> **Given instruction**: Some lines in the records below may hold the word "this"; give the number of those lines and nothing else.

> **Provided material**:
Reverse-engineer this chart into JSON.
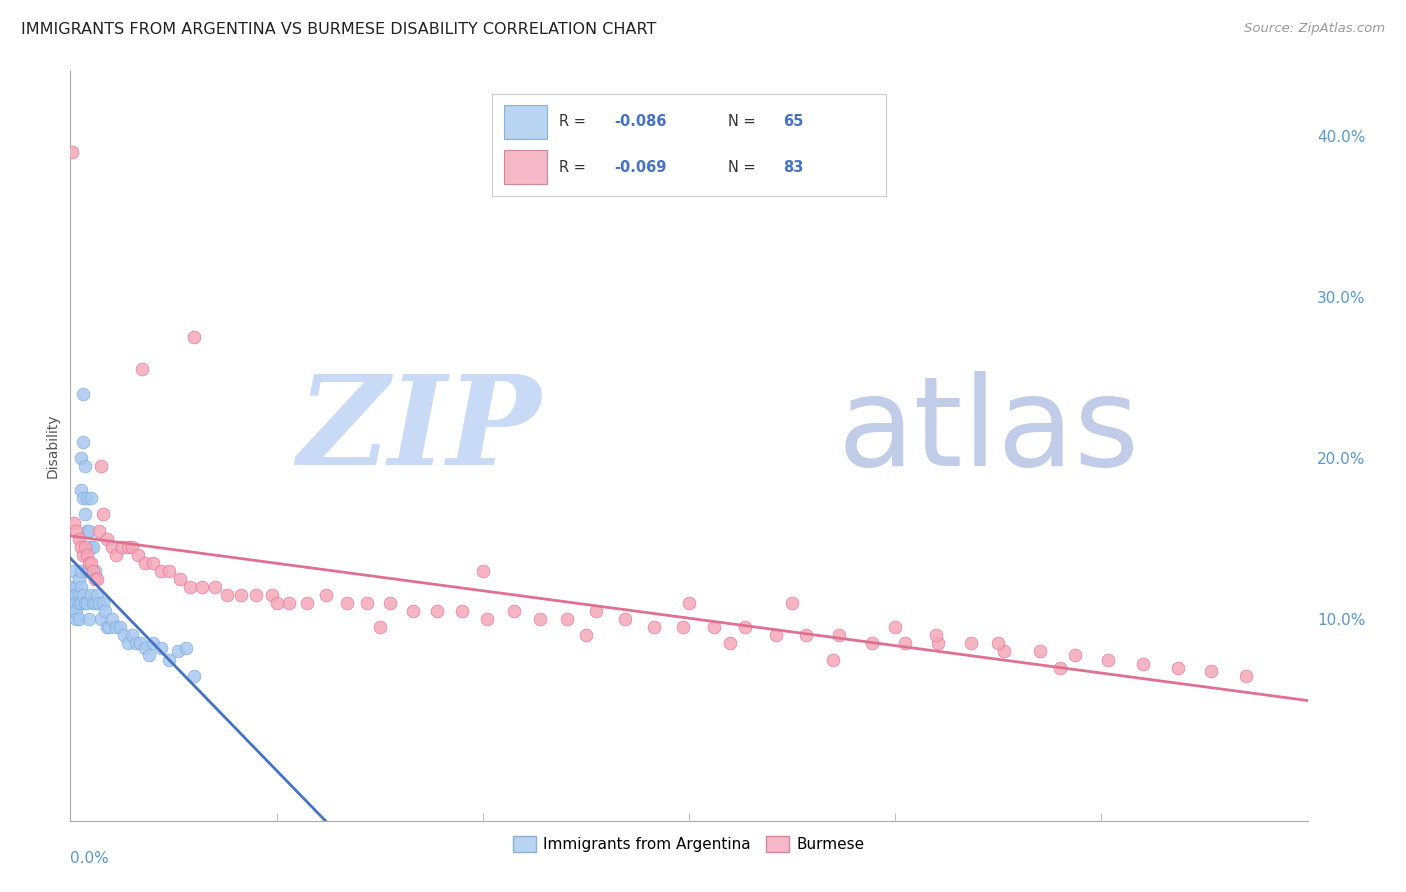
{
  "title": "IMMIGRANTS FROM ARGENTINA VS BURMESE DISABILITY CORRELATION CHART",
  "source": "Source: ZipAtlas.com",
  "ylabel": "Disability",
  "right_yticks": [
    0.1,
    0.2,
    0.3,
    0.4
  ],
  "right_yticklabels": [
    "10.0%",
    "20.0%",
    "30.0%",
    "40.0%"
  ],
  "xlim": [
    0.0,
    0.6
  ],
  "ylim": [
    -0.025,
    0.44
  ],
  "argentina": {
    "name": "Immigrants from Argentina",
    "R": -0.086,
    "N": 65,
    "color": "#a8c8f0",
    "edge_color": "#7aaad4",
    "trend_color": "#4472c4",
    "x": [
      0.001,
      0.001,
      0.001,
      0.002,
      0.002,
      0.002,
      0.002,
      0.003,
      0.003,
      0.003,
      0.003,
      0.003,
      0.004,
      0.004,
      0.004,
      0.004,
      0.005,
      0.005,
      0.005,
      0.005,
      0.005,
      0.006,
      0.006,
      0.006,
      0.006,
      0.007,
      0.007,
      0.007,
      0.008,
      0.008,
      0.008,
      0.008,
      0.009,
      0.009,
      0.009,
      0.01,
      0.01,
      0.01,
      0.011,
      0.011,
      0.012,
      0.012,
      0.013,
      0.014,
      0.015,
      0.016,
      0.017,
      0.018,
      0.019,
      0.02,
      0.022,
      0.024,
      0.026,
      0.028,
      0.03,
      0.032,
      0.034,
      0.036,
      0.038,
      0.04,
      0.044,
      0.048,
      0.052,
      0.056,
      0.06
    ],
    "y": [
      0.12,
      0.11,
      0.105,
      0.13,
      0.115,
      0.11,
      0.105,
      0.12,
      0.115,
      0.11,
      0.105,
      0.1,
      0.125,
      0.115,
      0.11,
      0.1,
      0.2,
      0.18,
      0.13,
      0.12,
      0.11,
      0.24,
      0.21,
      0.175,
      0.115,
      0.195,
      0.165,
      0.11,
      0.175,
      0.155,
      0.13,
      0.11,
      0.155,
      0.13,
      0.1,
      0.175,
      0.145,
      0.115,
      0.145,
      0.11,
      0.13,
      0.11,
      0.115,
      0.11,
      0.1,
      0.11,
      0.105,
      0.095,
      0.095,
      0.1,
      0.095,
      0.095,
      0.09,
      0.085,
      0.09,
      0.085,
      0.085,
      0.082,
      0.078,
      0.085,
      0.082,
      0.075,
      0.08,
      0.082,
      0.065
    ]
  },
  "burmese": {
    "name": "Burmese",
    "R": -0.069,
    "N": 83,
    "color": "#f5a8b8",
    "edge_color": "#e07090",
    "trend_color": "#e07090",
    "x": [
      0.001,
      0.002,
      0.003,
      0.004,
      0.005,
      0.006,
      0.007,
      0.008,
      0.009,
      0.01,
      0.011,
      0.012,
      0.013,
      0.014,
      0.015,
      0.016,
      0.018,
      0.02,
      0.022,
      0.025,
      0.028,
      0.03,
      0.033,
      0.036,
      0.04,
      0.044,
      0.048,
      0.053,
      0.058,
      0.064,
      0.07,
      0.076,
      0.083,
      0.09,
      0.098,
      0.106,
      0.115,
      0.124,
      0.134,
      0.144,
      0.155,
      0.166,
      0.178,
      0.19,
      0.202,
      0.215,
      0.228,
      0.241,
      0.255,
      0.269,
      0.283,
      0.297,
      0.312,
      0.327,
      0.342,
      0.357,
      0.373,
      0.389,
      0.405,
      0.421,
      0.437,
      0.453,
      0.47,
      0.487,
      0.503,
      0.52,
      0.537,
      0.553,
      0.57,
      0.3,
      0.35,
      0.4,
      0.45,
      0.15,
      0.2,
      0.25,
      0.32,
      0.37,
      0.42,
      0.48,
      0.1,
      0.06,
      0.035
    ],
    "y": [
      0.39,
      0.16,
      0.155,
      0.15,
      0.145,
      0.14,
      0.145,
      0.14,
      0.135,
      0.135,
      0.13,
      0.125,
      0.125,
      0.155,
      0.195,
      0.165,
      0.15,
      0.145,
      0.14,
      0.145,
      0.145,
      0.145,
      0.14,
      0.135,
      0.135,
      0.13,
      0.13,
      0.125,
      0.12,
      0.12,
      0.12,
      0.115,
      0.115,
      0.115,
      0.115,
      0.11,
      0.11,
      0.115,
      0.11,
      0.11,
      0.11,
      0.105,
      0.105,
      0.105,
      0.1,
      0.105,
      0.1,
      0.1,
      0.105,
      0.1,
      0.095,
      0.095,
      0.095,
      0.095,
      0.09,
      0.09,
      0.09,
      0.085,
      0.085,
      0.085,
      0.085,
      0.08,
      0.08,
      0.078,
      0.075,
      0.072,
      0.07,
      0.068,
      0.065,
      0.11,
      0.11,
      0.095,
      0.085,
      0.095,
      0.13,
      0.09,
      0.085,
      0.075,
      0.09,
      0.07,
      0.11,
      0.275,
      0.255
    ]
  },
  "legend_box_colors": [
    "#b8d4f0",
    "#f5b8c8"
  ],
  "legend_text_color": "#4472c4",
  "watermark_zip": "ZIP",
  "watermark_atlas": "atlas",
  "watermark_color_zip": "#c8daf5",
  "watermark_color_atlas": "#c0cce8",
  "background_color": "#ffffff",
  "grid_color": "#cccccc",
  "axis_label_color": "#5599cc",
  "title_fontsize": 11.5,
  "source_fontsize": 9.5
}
--
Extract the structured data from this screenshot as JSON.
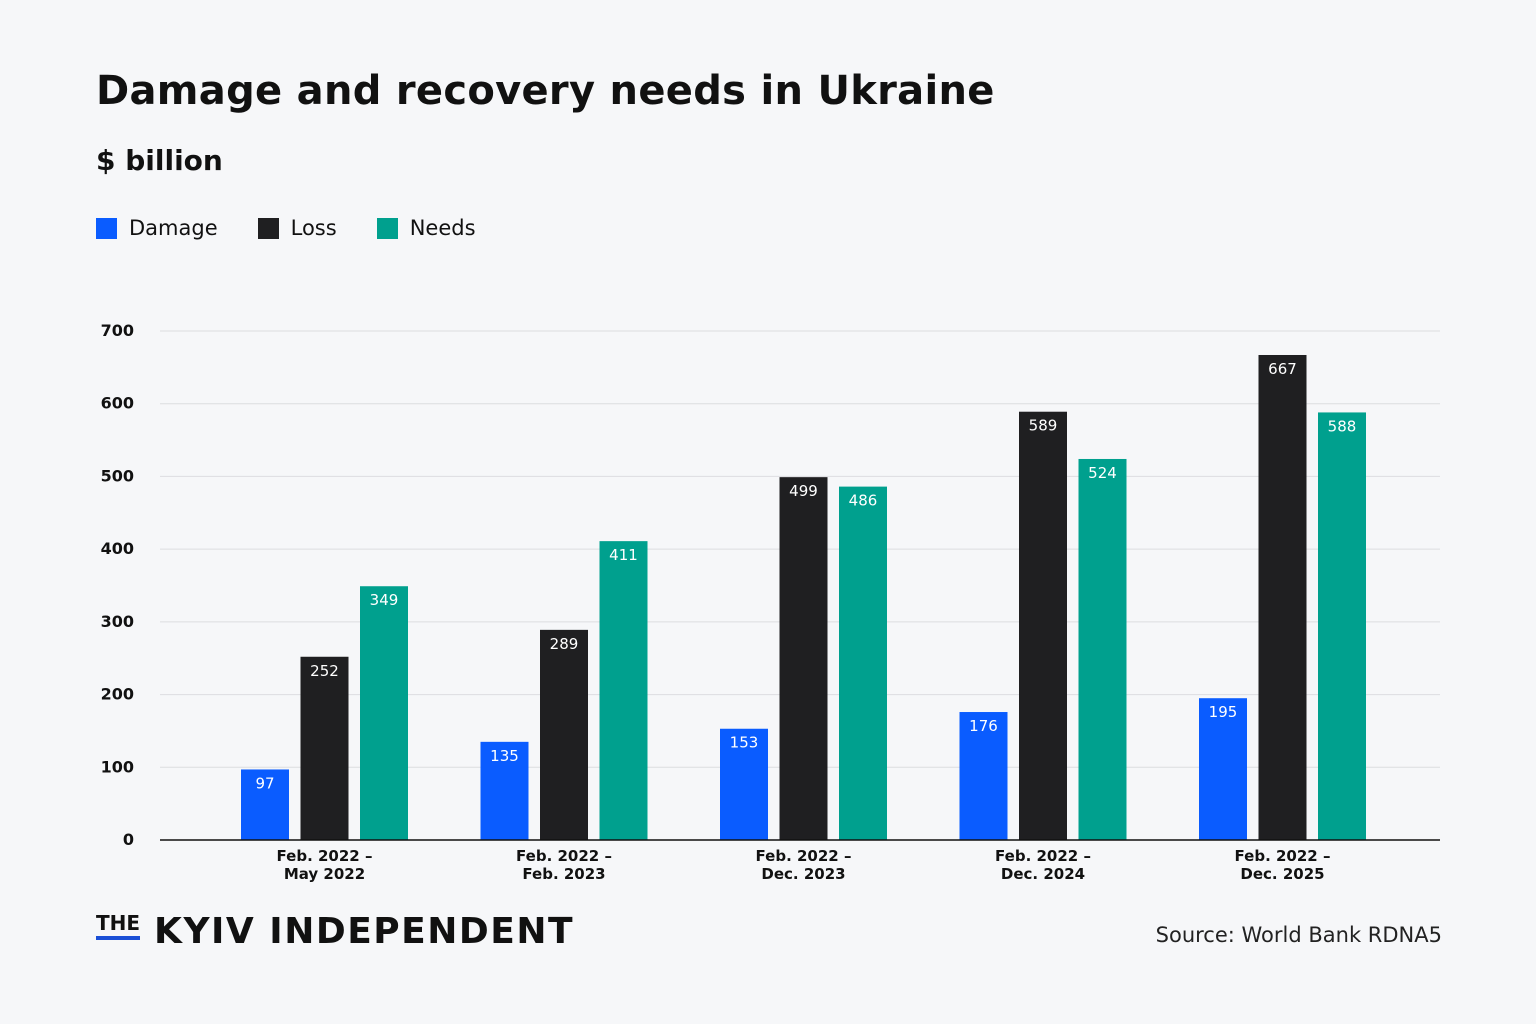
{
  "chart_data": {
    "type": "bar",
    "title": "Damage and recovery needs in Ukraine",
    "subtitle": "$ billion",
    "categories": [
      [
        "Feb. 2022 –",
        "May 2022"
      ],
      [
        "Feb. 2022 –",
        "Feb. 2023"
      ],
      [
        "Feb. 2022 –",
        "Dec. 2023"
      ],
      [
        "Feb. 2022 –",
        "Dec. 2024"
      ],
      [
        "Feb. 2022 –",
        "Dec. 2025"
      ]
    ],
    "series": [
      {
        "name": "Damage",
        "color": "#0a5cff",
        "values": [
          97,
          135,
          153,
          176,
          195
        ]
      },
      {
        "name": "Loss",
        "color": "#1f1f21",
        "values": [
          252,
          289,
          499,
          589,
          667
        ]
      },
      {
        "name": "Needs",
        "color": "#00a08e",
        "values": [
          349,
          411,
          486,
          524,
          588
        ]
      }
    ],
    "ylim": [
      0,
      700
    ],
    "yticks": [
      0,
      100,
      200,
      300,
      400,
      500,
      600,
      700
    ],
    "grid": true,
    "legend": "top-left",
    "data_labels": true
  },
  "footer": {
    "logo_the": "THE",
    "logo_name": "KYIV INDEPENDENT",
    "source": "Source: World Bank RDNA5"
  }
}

> **Exercise output**: 2